§ Short exercise 1
Translate this sentence from the forum post on tile selection into Spanish: "Priority invert in general is super useful in any editor here, and it's good that both editors have it."

:: Text passage ::

I suppose I should more clearly demonstrate what I'm saying.

Imagine the below arrangement. Assume this is three terrain pieces, no use of "No Overwrite".

The yellow and green spots, I would lean towards the dirt clump and the bones being selected respectively, but this is not a super strong preference. On the other hand, the cyan spot, I would 100% expect the bones to be selected, even though they have no solid pixel at that point.
My projects
2D Lemmings: NeoLemmix (engine) | Lemmings Plus Series (level packs) | Doomsday Lemmings (level pack)
3D Lemmings: Loap (engine) | L3DEdit (level / graphics editor) | L3DUtils (replay / etc utility) | Lemmings Plus 3D (level pack)
Non-Lemmings: Commander Keen: Galaxy Reimagined (a Commander Keen fangame)

Simon

That is a nice example.

Cyan: Yes, the bones are so prevalent there that it's usually a mishap when we click in their small hollow gap, expecting the bones to be selected, but the dirt would be preferred by pixel. Selecting the dirt here is annoying no matter what.

The best justification here is that Lix already highlights the hovered tile (that isn't yet selected) with a darker rectangle (hover is grey, selection is white), and you would see that the wrong tile is hovered before you click. You would instinctively move the mouse slightly to hover the bones, then click.

I am used to this visible hovering, can't tell how nasty it is without. I'd expect it to be much nastier without visible hovering. But I also can't tell either how often this mishap happens of clicking in the tiny hollow space. I'm personally weak with mouse pointing in general, I often misclick stuff even in non-Lemmings GUIs.

Green: My prevalence is weak, too, but merely because the dirt is so large; it feels as if the user should point more clearly to the dirt to select the dirt. Still, it sounds reasonable to program the green spot to select the dirt. I wouldn't be annoyed if it selected the bones.

Yellow: This is much more clearly a spot on the single bones. I might get annoyed if it picks the dirt, but at least the annoyance would be over quickly because I'd immediately re-click with priority invert. Priority invert in general is super useful in any editor here, and it's good that both editors have it.




Thanks, I see that both algorithms have their drawbacks and nothing does 100 % what the user thinks. It might even depend on what tiles are common in the games.

:::
:: Records provided ::

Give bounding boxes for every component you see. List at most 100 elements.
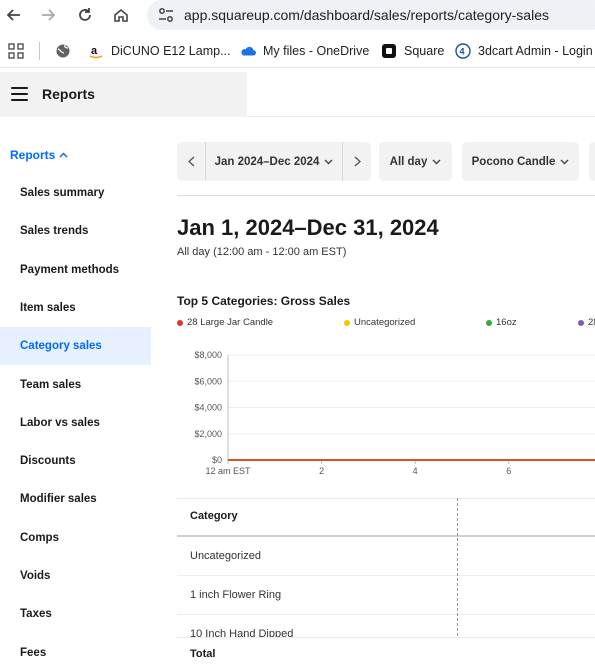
chevron-down-icon [432, 157, 441, 167]
legend-item[interactable]: 16oz [486, 317, 517, 328]
sidebar-item-label: Voids [20, 570, 51, 582]
x-tick-label: 2 [319, 466, 324, 476]
sidebar-item-team-sales[interactable]: Team sales [0, 366, 151, 404]
y-tick-label: $0 [212, 455, 222, 465]
legend-label: 28 [588, 317, 595, 328]
browser-toolbar: app.squareup.com/dashboard/sales/reports… [0, 0, 595, 31]
sidebar-item-label: Taxes [20, 608, 52, 620]
back-arrow-icon[interactable] [2, 3, 26, 27]
legend-item[interactable]: 28 [578, 317, 595, 328]
sidebar-item-discounts[interactable]: Discounts [0, 442, 151, 480]
sidebar-item-label: Labor vs sales [20, 417, 100, 429]
legend-dot [578, 319, 584, 326]
table-total-row: Total [177, 637, 595, 661]
x-tick-label: 12 am EST [205, 466, 251, 476]
svg-text:a: a [91, 45, 98, 57]
sidebar-section-reports[interactable]: Reports [10, 148, 68, 162]
square-logo-icon [381, 43, 397, 59]
time-filter-dropdown[interactable]: All day [379, 142, 452, 181]
apps-grid-icon[interactable] [8, 42, 24, 60]
category-table: Category Uncategorized 1 inch Flower Ring… [177, 498, 595, 661]
sidebar-item-sales-trends[interactable]: Sales trends [0, 212, 151, 250]
home-icon[interactable] [109, 3, 133, 27]
y-tick-label: $8,000 [194, 350, 222, 360]
3dcart-icon: 4 [455, 43, 471, 59]
onedrive-icon [240, 43, 256, 59]
bookmark-label: DiCUNO E12 Lamp... [111, 44, 231, 58]
sidebar-item-label: Fees [20, 647, 47, 659]
sidebar-item-label: Category sales [20, 340, 102, 352]
total-label: Total [190, 648, 216, 660]
sidebar-item-category-sales[interactable]: Category sales [0, 327, 151, 365]
sidebar-item-sales-summary[interactable]: Sales summary [0, 174, 151, 212]
sidebar-item-label: Modifier sales [20, 493, 97, 505]
page-title: Jan 1, 2024–Dec 31, 2024 [177, 215, 439, 240]
bookmark-dicuno[interactable]: a DiCUNO E12 Lamp... [88, 42, 230, 60]
sidebar-item-fees[interactable]: Fees [0, 634, 151, 672]
sidebar-item-label: Comps [20, 532, 59, 544]
sidebar-item-voids[interactable]: Voids [0, 557, 151, 595]
legend-dot [344, 319, 350, 326]
next-period-button[interactable] [343, 142, 371, 181]
sidebar-item-payment-methods[interactable]: Payment methods [0, 251, 151, 289]
site-settings-icon[interactable] [157, 6, 175, 24]
category-name: 1 inch Flower Ring [190, 589, 282, 601]
sidebar-item-label: Item sales [20, 302, 76, 314]
sidebar-item-modifier-sales[interactable]: Modifier sales [0, 480, 151, 518]
table-row[interactable]: Uncategorized [177, 537, 595, 576]
sidebar-item-comps[interactable]: Comps [0, 519, 151, 557]
column-header-category[interactable]: Category [190, 510, 238, 522]
svg-text:4: 4 [460, 47, 465, 57]
header-right [247, 72, 595, 117]
legend-item[interactable]: Uncategorized [344, 317, 415, 328]
legend-dot [177, 319, 183, 326]
bookmark-label: My files - OneDrive [263, 44, 370, 58]
app-title: Reports [42, 86, 95, 102]
gross-sales-line-chart: $8,000 $6,000 $4,000 $2,000 $012 am EST 2 4 6 [194, 350, 595, 476]
bookmark-separator [39, 42, 40, 60]
url-text[interactable]: app.squareup.com/dashboard/sales/reports… [184, 7, 549, 23]
y-tick-label: $4,000 [194, 403, 222, 413]
legend-label: 28 Large Jar Candle [187, 317, 274, 328]
sidebar-item-label: Sales summary [20, 187, 105, 199]
prev-period-button[interactable] [177, 142, 205, 181]
y-tick-label: $2,000 [194, 429, 222, 439]
chevron-down-icon [324, 157, 333, 167]
page-subtitle: All day (12:00 am - 12:00 am EST) [177, 246, 347, 258]
sidebar-item-label: Team sales [20, 379, 82, 391]
amazon-icon: a [88, 43, 104, 59]
location-filter-dropdown[interactable]: Pocono Candle [462, 142, 579, 181]
category-name: Uncategorized [190, 550, 261, 562]
location-filter-label: Pocono Candle [471, 155, 556, 168]
more-filters-button[interactable] [589, 142, 595, 181]
sidebar-item-label: Discounts [20, 455, 76, 467]
sidebar-item-taxes[interactable]: Taxes [0, 595, 151, 633]
bookmark-onedrive[interactable]: My files - OneDrive [240, 42, 369, 60]
sidebar-item-label: Sales trends [20, 225, 89, 237]
table-row[interactable]: 1 inch Flower Ring [177, 576, 595, 615]
bookmark-square[interactable]: Square [381, 42, 444, 60]
reload-icon[interactable] [73, 3, 97, 27]
sidebar-item-label: Payment methods [20, 264, 120, 276]
y-tick-label: $6,000 [194, 376, 222, 386]
divider [177, 195, 595, 196]
forward-arrow-icon[interactable] [36, 3, 60, 27]
sidebar-item-item-sales[interactable]: Item sales [0, 289, 151, 327]
chevron-down-icon [560, 157, 569, 167]
sidebar-item-labor-vs-sales[interactable]: Labor vs sales [0, 404, 151, 442]
hamburger-menu-icon[interactable] [11, 87, 28, 101]
date-range-label: Jan 2024–Dec 2024 [214, 155, 320, 168]
chevron-up-icon [59, 152, 68, 158]
bookmark-label: 3dcart Admin - Login [478, 44, 593, 58]
divider [177, 498, 595, 499]
bookmark-3dcart[interactable]: 4 3dcart Admin - Login [455, 42, 593, 60]
x-tick-label: 6 [506, 466, 511, 476]
x-tick-label: 4 [413, 466, 418, 476]
sidebar-section-label: Reports [10, 148, 56, 162]
date-range-dropdown[interactable]: Jan 2024–Dec 2024 [206, 156, 342, 168]
globe-icon[interactable] [55, 42, 71, 60]
legend-item[interactable]: 28 Large Jar Candle [177, 317, 273, 328]
legend-dot [486, 319, 492, 326]
time-filter-label: All day [389, 155, 428, 168]
legend-label: 16oz [496, 317, 517, 328]
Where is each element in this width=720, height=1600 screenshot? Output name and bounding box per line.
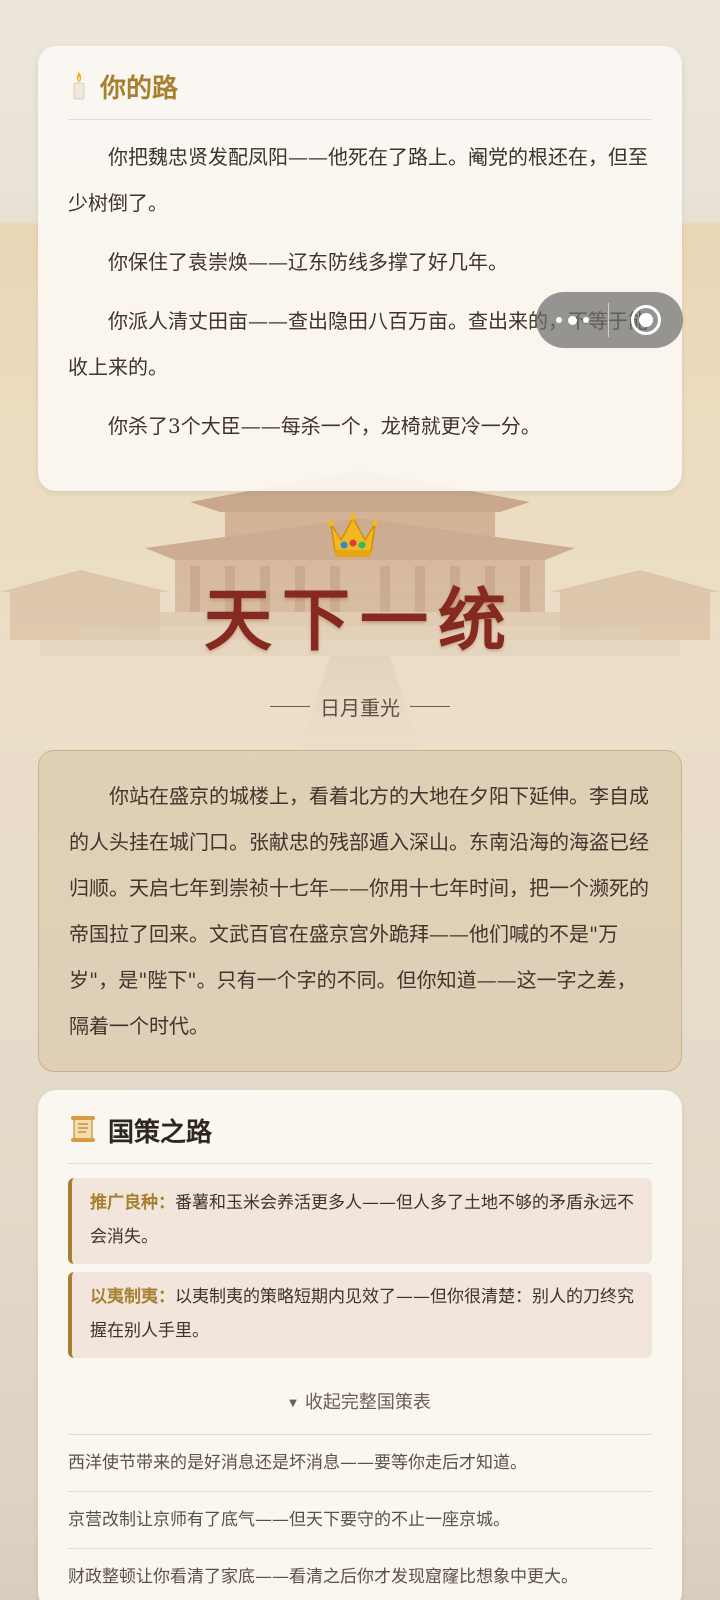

:::

§ Short exercise 2
In the records, reproduce the lines from the one with "chevron-down-icon [432, 157, 441, 167]" up to and including the one with "y-tick-label: $0 [212, 455, 222, 465]".

§ Result 1
La inversión de prioridad en general es sumamente útil en cualquier editor aquí, y es bueno que ambos editores la tengan.

§ Result 2
chevron-down-icon [432, 157, 441, 167]
legend-item[interactable]: 16oz [486, 317, 517, 328]
sidebar-item-label: Voids [20, 570, 51, 582]
x-tick-label: 2 [319, 466, 324, 476]
sidebar-item-team-sales[interactable]: Team sales [0, 366, 151, 404]
y-tick-label: $0 [212, 455, 222, 465]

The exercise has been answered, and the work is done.